● **YOUR INSTRUCTIONS**
Answer the following from the code-review excerpt below, one answer per line:
(a) What does umod return when the condition !(div&(div-1)) is true?
(b) Which final step does Alexander Monakov say he cannot perform without the div argument?
(c) In what case would the call be more efficient because it has fewer arguments?

● **TEXT PROVIDED**
►
On Wed, Jun 24, 2015 at 07:32:56AM +0300, Alexander Monakov wrote:
> On Wed, 24 Jun 2015, Rich Felker wrote:
>
> > On Wed, Jun 24, 2015 at 02:24:52AM +0300, Alexander Monakov wrote:
> > > +static uint32_t umod(uint32_t x, uint32_t div, struct udiv *p)
> > > +{
> > > +	if (!(div&(div-1)))
> > > +		return x&(div-1);
> > > +	uint32_t v = x;
> > > +	if (p->s1) v >>= p->s1;
> > > +	else if (v != ~0u) v += p->inc;
> > > +	int s32=32, s2=p->s2;
> > > +	if (sizeof(long) == 8)
> > > +		s32+=s2, s2=0;
> > > +	v = (1ull * v * p->mul) >> s32;
> > > +	v >>= s2;
> > > +	return x-v*div;
> > > +}
> >
> > I think having the div argument here is a pessimization.
>
> How can I do the last step, 'x-v*div' without it?

Ah yes. Would it be preferable to have that in struct udiv then,
though? Then the caller never has to care about the divisor, and in
the case where umod doesn't get inlined, the call will be more
efficient (fewer args).

> > Power-of-two sizes are unlikely to be used,
>
> probably so, but...
◄
● **RECORDS SUPPLIED**
►
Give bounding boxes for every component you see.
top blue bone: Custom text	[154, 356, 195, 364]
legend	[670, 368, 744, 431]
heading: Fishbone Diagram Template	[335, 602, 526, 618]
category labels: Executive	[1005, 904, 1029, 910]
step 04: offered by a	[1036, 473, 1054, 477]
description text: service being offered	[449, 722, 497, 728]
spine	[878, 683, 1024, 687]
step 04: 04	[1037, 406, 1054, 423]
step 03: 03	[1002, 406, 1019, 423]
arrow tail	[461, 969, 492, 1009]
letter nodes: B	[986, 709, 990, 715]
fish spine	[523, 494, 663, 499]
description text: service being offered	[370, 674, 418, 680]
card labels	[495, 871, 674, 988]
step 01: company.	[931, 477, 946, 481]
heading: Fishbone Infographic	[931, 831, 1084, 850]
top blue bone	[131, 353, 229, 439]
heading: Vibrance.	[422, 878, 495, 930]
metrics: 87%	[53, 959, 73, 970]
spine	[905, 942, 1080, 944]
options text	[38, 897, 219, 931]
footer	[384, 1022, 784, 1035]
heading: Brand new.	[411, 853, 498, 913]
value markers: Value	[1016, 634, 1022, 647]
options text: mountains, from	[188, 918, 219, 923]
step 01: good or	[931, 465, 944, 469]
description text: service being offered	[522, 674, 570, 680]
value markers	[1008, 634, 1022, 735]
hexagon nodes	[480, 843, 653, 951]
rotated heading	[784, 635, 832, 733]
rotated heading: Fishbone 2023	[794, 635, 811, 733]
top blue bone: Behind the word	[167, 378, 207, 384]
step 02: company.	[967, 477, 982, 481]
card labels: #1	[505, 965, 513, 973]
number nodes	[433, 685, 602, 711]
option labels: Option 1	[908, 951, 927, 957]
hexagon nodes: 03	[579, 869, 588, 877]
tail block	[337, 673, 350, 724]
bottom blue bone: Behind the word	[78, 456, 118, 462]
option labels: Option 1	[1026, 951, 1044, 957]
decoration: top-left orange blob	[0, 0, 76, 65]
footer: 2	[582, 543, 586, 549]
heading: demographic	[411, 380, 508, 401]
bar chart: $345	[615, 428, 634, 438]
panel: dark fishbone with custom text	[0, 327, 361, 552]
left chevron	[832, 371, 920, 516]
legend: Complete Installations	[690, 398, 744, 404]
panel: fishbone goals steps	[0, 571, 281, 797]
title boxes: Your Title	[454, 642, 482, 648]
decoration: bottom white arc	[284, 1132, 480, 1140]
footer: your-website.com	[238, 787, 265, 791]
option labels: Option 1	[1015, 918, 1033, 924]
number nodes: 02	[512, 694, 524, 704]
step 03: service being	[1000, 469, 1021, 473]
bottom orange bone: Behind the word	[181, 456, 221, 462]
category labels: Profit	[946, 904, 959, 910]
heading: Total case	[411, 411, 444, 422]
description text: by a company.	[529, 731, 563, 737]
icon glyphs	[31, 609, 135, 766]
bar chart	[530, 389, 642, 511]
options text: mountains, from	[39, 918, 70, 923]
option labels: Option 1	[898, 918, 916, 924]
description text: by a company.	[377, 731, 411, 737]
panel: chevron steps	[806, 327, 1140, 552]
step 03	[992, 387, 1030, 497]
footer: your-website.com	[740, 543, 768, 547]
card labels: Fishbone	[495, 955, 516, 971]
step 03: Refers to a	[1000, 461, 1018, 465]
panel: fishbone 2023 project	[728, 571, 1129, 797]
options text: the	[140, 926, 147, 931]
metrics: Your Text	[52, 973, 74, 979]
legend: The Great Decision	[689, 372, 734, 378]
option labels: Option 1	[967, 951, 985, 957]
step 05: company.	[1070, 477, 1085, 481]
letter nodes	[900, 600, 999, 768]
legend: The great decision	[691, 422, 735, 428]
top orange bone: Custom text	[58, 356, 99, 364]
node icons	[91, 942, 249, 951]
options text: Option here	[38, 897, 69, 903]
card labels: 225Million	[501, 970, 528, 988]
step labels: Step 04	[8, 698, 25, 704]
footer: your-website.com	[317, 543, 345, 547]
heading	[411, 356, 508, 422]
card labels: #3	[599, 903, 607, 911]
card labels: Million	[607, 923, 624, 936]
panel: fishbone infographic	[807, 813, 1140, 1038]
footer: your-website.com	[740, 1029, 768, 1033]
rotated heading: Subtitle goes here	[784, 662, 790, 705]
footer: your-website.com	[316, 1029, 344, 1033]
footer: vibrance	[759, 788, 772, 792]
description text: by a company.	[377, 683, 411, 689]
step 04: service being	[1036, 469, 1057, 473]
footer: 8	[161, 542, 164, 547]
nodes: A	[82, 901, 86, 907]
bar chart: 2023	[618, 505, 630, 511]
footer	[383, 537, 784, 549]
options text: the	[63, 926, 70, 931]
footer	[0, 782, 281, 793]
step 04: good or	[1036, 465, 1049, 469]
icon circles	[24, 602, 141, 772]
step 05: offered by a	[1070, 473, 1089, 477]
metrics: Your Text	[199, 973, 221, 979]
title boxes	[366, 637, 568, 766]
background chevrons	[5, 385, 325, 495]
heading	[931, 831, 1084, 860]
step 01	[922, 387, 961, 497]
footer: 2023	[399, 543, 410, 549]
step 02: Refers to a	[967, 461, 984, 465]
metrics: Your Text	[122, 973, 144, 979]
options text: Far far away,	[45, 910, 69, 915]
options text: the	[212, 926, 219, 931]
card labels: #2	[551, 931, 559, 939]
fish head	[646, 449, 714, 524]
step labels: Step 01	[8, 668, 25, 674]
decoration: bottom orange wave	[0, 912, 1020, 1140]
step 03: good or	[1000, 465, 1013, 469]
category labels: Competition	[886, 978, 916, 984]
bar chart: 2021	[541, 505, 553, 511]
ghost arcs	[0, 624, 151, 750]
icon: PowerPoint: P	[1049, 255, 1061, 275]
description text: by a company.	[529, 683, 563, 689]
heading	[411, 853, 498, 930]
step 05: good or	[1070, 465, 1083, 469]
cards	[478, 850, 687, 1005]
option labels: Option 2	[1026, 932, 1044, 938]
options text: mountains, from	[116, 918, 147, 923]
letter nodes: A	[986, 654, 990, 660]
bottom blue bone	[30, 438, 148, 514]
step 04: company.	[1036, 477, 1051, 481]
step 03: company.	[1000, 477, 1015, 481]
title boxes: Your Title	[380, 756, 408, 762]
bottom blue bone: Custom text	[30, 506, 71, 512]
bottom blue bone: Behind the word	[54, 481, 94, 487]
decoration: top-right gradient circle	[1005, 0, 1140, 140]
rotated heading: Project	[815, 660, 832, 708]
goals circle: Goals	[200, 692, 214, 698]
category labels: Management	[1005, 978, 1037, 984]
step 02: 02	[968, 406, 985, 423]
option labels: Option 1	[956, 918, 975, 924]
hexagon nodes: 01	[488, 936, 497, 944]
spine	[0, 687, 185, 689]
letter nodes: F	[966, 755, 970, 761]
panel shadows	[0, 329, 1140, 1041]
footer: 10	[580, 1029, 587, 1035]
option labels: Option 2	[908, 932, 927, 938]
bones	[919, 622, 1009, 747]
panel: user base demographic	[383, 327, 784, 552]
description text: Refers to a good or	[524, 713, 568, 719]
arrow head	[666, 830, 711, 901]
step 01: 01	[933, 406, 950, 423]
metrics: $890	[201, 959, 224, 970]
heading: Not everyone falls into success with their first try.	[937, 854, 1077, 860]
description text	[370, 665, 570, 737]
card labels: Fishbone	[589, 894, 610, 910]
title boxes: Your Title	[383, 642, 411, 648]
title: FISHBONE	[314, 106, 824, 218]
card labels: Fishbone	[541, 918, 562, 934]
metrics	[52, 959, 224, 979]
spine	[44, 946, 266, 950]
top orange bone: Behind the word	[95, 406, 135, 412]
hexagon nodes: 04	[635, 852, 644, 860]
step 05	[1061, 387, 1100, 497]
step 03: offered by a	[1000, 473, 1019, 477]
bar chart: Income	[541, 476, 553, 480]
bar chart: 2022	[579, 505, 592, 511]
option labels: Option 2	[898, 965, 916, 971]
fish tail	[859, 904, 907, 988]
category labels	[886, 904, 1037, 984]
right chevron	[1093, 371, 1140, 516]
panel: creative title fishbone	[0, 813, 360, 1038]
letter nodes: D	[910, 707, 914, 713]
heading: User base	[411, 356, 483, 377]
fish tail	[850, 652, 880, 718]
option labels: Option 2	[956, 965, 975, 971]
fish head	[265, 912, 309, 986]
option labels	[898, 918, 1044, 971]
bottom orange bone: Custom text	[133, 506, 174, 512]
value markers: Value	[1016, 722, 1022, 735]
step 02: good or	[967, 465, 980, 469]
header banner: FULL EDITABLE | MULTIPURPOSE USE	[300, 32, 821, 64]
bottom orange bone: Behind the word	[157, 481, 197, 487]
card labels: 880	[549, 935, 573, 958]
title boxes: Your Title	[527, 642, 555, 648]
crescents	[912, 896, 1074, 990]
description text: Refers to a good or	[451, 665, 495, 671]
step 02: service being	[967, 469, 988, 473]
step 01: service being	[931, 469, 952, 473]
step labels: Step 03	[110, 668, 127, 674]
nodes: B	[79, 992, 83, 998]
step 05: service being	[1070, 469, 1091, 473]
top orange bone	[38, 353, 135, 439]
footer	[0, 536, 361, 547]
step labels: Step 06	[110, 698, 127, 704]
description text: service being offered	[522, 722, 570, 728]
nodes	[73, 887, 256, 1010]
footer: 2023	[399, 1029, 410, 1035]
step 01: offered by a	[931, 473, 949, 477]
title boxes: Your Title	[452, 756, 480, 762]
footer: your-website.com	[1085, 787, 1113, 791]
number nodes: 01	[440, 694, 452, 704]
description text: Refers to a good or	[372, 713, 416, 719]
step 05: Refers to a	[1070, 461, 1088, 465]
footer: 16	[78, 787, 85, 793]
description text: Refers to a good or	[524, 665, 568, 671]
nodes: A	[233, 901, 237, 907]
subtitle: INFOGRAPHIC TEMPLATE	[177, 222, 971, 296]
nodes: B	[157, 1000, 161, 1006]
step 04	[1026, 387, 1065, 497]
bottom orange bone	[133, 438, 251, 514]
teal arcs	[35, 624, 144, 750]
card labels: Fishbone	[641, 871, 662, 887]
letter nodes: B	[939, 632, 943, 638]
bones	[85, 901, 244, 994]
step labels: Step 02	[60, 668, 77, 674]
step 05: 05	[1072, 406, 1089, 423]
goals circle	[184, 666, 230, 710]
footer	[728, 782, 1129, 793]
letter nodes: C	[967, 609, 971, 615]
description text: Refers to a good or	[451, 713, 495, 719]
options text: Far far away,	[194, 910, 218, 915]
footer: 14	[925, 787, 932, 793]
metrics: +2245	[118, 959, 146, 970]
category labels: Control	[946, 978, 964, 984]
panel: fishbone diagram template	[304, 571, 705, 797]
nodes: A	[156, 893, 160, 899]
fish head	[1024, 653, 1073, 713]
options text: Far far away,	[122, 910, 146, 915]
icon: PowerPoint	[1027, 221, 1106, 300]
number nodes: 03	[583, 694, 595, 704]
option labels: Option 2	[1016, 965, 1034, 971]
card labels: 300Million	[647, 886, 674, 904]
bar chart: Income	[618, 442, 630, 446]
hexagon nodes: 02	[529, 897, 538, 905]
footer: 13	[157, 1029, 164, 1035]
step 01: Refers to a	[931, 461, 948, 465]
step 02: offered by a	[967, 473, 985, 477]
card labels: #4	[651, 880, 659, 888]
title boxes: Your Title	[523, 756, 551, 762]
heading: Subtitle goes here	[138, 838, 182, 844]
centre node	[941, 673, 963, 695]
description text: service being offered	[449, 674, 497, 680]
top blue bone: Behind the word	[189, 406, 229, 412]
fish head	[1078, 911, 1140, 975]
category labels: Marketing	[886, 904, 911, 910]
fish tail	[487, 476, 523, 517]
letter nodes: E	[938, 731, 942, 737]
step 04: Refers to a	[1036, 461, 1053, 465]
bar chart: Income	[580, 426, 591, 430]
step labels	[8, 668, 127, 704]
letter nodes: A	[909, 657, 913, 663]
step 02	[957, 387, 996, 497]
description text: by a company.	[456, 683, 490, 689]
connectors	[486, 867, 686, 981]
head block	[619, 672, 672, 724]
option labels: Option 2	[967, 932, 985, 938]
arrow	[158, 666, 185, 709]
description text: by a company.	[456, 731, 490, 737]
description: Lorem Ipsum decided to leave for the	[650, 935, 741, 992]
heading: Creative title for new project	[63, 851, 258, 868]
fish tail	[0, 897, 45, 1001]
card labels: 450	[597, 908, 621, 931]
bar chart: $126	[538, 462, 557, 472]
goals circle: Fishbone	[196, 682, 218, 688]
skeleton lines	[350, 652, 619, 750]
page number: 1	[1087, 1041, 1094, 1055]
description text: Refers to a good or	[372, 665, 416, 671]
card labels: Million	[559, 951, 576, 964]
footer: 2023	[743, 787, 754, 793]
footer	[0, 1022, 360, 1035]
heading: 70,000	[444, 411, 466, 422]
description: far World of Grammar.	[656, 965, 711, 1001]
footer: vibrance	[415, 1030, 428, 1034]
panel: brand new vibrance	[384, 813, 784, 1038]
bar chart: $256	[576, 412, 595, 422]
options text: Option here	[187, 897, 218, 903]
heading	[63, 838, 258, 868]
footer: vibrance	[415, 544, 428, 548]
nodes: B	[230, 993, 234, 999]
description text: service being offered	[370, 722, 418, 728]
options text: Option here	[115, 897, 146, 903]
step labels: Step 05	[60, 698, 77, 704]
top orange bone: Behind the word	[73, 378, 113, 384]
◄
● **EXERCISE OUTPUT**
(a) x&(div-1)
(b) x-v*div
(c) When umod doesn't get inlined.